[EXERCISE TASK]: Extract, from the records beneath this instruction, each line that contains the word "text".

-=-=-=-=-

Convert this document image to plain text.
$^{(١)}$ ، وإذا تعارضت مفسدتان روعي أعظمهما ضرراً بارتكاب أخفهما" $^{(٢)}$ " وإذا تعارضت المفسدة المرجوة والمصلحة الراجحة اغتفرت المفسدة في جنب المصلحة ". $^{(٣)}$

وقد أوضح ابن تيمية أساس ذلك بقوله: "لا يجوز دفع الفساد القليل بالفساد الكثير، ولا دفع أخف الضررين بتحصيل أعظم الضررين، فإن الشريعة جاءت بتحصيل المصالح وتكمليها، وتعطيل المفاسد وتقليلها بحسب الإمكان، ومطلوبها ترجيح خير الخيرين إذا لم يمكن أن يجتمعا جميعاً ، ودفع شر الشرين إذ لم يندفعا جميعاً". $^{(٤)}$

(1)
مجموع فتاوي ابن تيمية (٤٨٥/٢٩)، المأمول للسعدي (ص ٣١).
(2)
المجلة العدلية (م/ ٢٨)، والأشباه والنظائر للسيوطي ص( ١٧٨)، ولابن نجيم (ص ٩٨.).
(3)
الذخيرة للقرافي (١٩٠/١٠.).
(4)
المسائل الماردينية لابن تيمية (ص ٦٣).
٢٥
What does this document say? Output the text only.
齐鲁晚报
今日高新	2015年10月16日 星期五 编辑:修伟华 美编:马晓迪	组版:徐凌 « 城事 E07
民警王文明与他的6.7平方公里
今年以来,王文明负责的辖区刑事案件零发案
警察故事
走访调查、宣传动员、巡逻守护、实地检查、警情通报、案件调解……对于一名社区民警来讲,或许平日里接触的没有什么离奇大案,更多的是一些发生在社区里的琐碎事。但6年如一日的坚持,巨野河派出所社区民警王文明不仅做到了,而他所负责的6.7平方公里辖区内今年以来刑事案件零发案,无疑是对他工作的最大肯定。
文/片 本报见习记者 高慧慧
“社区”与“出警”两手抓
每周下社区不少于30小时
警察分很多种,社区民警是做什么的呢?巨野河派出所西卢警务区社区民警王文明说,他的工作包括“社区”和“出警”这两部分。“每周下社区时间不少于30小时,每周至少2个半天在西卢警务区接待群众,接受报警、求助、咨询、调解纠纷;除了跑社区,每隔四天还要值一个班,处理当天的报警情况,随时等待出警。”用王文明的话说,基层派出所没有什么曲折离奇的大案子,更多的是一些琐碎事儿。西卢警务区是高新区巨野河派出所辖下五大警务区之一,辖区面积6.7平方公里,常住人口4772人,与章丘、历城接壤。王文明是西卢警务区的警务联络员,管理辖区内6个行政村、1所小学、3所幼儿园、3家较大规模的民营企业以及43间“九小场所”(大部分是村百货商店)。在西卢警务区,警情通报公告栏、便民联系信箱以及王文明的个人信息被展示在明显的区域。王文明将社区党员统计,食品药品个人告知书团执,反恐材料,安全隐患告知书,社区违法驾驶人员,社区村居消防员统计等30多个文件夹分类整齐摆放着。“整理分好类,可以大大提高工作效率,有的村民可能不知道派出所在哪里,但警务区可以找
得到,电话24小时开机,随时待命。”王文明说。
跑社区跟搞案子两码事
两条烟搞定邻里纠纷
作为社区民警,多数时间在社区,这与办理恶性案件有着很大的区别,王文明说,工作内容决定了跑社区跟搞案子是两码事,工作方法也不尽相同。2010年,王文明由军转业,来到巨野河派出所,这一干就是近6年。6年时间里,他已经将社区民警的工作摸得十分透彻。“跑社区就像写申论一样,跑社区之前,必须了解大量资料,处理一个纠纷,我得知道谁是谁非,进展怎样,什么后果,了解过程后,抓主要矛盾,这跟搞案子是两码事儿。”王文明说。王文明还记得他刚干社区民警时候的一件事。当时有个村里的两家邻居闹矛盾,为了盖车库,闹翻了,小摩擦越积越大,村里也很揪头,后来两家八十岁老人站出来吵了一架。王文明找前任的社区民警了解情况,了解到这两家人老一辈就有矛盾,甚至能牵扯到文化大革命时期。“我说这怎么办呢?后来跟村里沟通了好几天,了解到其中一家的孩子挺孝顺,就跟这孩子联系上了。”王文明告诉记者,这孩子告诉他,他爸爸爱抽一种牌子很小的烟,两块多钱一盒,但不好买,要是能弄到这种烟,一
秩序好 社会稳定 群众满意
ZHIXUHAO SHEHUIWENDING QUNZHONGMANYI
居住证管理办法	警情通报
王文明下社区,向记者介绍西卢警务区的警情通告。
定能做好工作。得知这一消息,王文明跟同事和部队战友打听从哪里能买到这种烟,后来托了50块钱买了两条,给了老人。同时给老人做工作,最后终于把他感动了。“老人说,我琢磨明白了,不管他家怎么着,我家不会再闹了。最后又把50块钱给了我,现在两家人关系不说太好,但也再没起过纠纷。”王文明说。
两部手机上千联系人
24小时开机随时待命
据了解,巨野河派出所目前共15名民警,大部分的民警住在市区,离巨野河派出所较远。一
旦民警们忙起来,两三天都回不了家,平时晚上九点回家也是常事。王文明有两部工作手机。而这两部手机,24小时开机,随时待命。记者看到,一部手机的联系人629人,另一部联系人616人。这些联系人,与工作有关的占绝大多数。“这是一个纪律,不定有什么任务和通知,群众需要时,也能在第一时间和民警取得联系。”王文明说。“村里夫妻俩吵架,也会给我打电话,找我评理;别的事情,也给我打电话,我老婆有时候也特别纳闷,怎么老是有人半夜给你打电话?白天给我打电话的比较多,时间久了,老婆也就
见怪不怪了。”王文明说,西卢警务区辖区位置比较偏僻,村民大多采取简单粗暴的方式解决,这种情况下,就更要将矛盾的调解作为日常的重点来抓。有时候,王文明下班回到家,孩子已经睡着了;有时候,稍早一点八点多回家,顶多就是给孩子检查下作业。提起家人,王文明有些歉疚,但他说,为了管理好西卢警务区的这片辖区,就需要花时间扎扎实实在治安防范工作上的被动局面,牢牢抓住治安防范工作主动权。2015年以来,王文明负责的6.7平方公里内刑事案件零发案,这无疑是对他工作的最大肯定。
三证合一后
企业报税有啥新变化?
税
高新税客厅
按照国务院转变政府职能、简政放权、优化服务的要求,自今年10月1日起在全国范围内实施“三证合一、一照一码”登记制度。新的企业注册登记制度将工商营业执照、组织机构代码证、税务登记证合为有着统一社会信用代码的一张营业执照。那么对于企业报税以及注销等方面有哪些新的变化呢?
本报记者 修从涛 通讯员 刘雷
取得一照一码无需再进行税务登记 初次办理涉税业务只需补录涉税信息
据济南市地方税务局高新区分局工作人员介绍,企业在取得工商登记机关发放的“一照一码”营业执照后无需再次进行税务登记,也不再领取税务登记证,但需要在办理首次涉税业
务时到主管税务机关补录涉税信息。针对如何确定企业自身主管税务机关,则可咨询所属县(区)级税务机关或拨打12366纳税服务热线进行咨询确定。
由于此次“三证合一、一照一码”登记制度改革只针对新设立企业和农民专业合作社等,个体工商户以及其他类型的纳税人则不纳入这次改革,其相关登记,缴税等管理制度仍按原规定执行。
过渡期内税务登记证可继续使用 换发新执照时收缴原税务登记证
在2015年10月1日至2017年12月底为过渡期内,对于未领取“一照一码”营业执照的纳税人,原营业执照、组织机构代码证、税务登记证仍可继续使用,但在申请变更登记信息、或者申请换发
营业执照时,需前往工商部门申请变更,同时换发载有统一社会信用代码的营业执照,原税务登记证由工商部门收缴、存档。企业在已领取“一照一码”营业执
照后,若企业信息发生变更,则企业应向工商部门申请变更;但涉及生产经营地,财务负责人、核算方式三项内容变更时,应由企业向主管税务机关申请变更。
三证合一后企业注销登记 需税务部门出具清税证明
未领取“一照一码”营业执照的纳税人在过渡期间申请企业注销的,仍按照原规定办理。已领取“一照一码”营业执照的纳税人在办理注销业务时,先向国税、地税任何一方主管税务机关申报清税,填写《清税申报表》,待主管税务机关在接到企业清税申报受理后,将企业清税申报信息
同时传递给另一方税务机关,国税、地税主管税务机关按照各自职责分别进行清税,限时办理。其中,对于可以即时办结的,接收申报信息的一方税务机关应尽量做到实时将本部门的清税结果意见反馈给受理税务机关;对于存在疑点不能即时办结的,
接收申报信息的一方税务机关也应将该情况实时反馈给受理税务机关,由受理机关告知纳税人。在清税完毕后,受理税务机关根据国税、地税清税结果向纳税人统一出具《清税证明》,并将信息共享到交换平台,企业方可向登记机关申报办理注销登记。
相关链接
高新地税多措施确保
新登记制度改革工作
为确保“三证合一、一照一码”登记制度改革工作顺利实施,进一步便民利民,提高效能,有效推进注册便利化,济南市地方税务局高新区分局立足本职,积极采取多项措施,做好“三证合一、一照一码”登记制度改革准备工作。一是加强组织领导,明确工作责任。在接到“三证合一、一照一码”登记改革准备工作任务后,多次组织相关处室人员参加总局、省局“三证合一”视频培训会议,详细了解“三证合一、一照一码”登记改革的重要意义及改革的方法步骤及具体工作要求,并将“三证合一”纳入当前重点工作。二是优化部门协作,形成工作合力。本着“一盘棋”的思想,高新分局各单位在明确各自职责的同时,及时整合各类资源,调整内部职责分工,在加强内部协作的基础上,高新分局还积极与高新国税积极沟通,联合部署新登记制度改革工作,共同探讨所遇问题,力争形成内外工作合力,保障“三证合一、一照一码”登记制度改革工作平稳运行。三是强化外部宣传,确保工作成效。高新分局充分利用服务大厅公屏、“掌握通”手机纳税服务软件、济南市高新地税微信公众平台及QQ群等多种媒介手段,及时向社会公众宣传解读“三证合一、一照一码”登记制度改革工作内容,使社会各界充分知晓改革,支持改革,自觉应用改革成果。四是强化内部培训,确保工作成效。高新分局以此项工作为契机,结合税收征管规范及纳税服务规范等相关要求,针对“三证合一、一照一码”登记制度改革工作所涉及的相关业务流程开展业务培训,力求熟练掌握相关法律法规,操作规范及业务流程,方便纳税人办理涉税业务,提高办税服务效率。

-=-=-=-=-

[RESULT FOR THIS TASK]:
Convert this document image to plain text.
What does this document say? Output the text only.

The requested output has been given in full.